GIVEN DATA:

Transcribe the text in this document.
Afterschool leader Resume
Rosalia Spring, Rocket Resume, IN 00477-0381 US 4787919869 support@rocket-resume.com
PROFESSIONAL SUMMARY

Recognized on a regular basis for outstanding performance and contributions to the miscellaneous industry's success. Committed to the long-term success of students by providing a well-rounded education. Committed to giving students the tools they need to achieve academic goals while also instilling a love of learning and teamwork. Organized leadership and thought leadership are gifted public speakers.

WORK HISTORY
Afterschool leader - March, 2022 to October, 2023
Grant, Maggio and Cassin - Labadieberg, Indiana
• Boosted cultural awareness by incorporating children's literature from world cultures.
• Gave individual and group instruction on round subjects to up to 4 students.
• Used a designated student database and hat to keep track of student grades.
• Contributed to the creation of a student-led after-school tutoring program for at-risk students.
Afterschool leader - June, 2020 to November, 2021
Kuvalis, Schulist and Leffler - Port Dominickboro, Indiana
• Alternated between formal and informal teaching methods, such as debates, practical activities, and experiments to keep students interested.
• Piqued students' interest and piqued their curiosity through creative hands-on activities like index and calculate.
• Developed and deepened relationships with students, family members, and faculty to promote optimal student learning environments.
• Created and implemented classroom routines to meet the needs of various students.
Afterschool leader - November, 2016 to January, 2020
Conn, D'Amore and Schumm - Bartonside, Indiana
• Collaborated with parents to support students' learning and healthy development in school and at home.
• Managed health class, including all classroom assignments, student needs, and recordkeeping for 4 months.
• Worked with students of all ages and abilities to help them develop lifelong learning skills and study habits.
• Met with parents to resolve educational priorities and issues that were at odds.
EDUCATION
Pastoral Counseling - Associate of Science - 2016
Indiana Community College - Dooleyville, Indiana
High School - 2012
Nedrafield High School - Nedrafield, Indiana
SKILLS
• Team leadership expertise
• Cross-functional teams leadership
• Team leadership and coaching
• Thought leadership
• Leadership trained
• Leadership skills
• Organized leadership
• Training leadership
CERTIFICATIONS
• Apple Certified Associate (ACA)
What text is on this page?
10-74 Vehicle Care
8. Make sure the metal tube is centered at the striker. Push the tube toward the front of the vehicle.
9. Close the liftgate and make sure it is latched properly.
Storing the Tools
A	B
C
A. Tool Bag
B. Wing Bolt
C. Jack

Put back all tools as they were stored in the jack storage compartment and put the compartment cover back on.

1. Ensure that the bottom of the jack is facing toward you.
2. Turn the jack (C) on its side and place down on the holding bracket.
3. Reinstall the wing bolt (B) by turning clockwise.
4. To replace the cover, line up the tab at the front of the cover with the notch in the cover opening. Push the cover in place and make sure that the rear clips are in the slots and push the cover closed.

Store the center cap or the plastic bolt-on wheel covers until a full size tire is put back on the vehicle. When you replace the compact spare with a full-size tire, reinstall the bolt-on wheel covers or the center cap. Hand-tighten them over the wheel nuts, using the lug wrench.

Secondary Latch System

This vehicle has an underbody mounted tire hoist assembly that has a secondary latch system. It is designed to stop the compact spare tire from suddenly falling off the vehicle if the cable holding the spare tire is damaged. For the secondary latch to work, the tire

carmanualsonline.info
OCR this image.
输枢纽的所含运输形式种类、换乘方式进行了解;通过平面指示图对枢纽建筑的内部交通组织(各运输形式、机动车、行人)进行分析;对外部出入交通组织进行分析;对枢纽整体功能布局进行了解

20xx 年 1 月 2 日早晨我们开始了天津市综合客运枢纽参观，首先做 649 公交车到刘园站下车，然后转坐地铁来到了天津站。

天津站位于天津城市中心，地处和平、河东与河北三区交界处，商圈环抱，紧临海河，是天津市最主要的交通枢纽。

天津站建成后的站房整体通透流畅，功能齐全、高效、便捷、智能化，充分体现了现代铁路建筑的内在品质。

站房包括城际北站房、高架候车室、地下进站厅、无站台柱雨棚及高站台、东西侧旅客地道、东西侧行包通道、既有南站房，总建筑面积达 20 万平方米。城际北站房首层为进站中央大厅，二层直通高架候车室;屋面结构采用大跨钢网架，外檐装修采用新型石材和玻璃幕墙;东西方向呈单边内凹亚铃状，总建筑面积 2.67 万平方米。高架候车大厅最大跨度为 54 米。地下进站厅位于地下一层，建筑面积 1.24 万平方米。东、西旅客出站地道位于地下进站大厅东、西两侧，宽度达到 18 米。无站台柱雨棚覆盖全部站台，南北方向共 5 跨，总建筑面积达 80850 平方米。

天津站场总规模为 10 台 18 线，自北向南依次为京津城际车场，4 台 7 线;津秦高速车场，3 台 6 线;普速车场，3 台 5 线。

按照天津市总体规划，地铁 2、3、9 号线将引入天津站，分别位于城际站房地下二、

TASK STATEMENT: Reproduce the lines of the entries above exactly, but only from the line containing "OCR this image." through the final line.

SOLUTION TO THE PROBLEM:
OCR this image.
输枢纽的所含运输形式种类、换乘方式进行了解;通过平面指示图对枢纽建筑的内部交通组织(各运输形式、机动车、行人)进行分析;对外部出入交通组织进行分析;对枢纽整体功能布局进行了解

20xx 年 1 月 2 日早晨我们开始了天津市综合客运枢纽参观，首先做 649 公交车到刘园站下车，然后转坐地铁来到了天津站。

天津站位于天津城市中心，地处和平、河东与河北三区交界处，商圈环抱，紧临海河，是天津市最主要的交通枢纽。

天津站建成后的站房整体通透流畅，功能齐全、高效、便捷、智能化，充分体现了现代铁路建筑的内在品质。

站房包括城际北站房、高架候车室、地下进站厅、无站台柱雨棚及高站台、东西侧旅客地道、东西侧行包通道、既有南站房，总建筑面积达 20 万平方米。城际北站房首层为进站中央大厅，二层直通高架候车室;屋面结构采用大跨钢网架，外檐装修采用新型石材和玻璃幕墙;东西方向呈单边内凹亚铃状，总建筑面积 2.67 万平方米。高架候车大厅最大跨度为 54 米。地下进站厅位于地下一层，建筑面积 1.24 万平方米。东、西旅客出站地道位于地下进站大厅东、西两侧，宽度达到 18 米。无站台柱雨棚覆盖全部站台，南北方向共 5 跨，总建筑面积达 80850 平方米。

天津站场总规模为 10 台 18 线，自北向南依次为京津城际车场，4 台 7 线;津秦高速车场，3 台 6 线;普速车场，3 台 5 线。

按照天津市总体规划，地铁 2、3、9 号线将引入天津站，分别位于城际站房地下二、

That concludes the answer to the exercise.